[TASK TO COMPLETE]: Write out every entry exactly as it appears.

════

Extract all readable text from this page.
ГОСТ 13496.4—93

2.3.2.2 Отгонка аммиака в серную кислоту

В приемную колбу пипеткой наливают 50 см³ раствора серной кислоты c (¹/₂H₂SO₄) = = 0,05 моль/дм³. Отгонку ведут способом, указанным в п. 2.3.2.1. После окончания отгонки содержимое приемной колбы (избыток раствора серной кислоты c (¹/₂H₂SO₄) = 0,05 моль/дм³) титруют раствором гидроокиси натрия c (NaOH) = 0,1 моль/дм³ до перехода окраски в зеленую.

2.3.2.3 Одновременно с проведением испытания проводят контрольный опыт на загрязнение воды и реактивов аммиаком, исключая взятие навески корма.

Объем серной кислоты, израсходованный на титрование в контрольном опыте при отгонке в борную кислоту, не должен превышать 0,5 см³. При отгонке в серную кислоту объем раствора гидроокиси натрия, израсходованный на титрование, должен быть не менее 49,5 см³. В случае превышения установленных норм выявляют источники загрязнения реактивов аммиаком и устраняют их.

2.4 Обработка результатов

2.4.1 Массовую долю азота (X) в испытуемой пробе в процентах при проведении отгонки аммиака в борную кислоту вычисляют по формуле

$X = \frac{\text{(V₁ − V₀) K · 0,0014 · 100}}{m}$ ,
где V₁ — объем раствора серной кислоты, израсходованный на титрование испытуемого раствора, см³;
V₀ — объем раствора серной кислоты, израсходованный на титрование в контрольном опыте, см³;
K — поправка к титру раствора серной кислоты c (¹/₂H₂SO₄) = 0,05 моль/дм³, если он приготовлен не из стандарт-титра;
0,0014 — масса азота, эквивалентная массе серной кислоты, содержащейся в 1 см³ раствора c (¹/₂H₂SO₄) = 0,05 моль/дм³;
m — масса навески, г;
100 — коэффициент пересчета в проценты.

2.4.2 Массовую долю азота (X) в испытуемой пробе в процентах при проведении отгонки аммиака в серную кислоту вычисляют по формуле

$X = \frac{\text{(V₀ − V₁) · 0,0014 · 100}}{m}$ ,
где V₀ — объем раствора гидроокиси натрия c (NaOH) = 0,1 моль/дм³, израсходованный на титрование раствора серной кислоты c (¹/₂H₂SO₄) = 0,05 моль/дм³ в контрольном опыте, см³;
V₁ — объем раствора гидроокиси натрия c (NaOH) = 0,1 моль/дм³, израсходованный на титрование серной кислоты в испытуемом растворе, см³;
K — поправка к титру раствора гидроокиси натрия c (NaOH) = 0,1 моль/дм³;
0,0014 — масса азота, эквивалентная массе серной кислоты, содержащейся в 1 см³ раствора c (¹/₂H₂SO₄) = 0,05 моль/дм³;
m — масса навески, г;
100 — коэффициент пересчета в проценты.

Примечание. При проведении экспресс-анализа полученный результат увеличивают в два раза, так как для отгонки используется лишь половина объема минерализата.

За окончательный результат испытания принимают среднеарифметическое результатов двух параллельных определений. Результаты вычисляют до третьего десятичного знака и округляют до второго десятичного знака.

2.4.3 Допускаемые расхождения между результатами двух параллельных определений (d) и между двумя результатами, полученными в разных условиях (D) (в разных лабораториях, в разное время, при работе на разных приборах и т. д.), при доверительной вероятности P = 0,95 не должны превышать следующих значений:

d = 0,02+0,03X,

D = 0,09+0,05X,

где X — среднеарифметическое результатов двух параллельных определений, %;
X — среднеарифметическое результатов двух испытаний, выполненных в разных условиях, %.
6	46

════

[FINISHED ANSWER]:
Extract all readable text from this page.
ГОСТ 13496.4—93

2.3.2.2 Отгонка аммиака в серную кислоту

В приемную колбу пипеткой наливают 50 см³ раствора серной кислоты c (¹/₂H₂SO₄) = = 0,05 моль/дм³. Отгонку ведут способом, указанным в п. 2.3.2.1. После окончания отгонки содержимое приемной колбы (избыток раствора серной кислоты c (¹/₂H₂SO₄) = 0,05 моль/дм³) титруют раствором гидроокиси натрия c (NaOH) = 0,1 моль/дм³ до перехода окраски в зеленую.

2.3.2.3 Одновременно с проведением испытания проводят контрольный опыт на загрязнение воды и реактивов аммиаком, исключая взятие навески корма.

Объем серной кислоты, израсходованный на титрование в контрольном опыте при отгонке в борную кислоту, не должен превышать 0,5 см³. При отгонке в серную кислоту объем раствора гидроокиси натрия, израсходованный на титрование, должен быть не менее 49,5 см³. В случае превышения установленных норм выявляют источники загрязнения реактивов аммиаком и устраняют их.

2.4 Обработка результатов

2.4.1 Массовую долю азота (X) в испытуемой пробе в процентах при проведении отгонки аммиака в борную кислоту вычисляют по формуле

$X = \frac{\text{(V₁ − V₀) K · 0,0014 · 100}}{m}$ ,
где V₁ — объем раствора серной кислоты, израсходованный на титрование испытуемого раствора, см³;
V₀ — объем раствора серной кислоты, израсходованный на титрование в контрольном опыте, см³;
K — поправка к титру раствора серной кислоты c (¹/₂H₂SO₄) = 0,05 моль/дм³, если он приготовлен не из стандарт-титра;
0,0014 — масса азота, эквивалентная массе серной кислоты, содержащейся в 1 см³ раствора c (¹/₂H₂SO₄) = 0,05 моль/дм³;
m — масса навески, г;
100 — коэффициент пересчета в проценты.

2.4.2 Массовую долю азота (X) в испытуемой пробе в процентах при проведении отгонки аммиака в серную кислоту вычисляют по формуле

$X = \frac{\text{(V₀ − V₁) · 0,0014 · 100}}{m}$ ,
где V₀ — объем раствора гидроокиси натрия c (NaOH) = 0,1 моль/дм³, израсходованный на титрование раствора серной кислоты c (¹/₂H₂SO₄) = 0,05 моль/дм³ в контрольном опыте, см³;
V₁ — объем раствора гидроокиси натрия c (NaOH) = 0,1 моль/дм³, израсходованный на титрование серной кислоты в испытуемом растворе, см³;
K — поправка к титру раствора гидроокиси натрия c (NaOH) = 0,1 моль/дм³;
0,0014 — масса азота, эквивалентная массе серной кислоты, содержащейся в 1 см³ раствора c (¹/₂H₂SO₄) = 0,05 моль/дм³;
m — масса навески, г;
100 — коэффициент пересчета в проценты.

Примечание. При проведении экспресс-анализа полученный результат увеличивают в два раза, так как для отгонки используется лишь половина объема минерализата.

За окончательный результат испытания принимают среднеарифметическое результатов двух параллельных определений. Результаты вычисляют до третьего десятичного знака и округляют до второго десятичного знака.

2.4.3 Допускаемые расхождения между результатами двух параллельных определений (d) и между двумя результатами, полученными в разных условиях (D) (в разных лабораториях, в разное время, при работе на разных приборах и т. д.), при доверительной вероятности P = 0,95 не должны превышать следующих значений:

d = 0,02+0,03X,

D = 0,09+0,05X,

где X — среднеарифметическое результатов двух параллельных определений, %;
X — среднеарифметическое результатов двух испытаний, выполненных в разных условиях, %.
6	46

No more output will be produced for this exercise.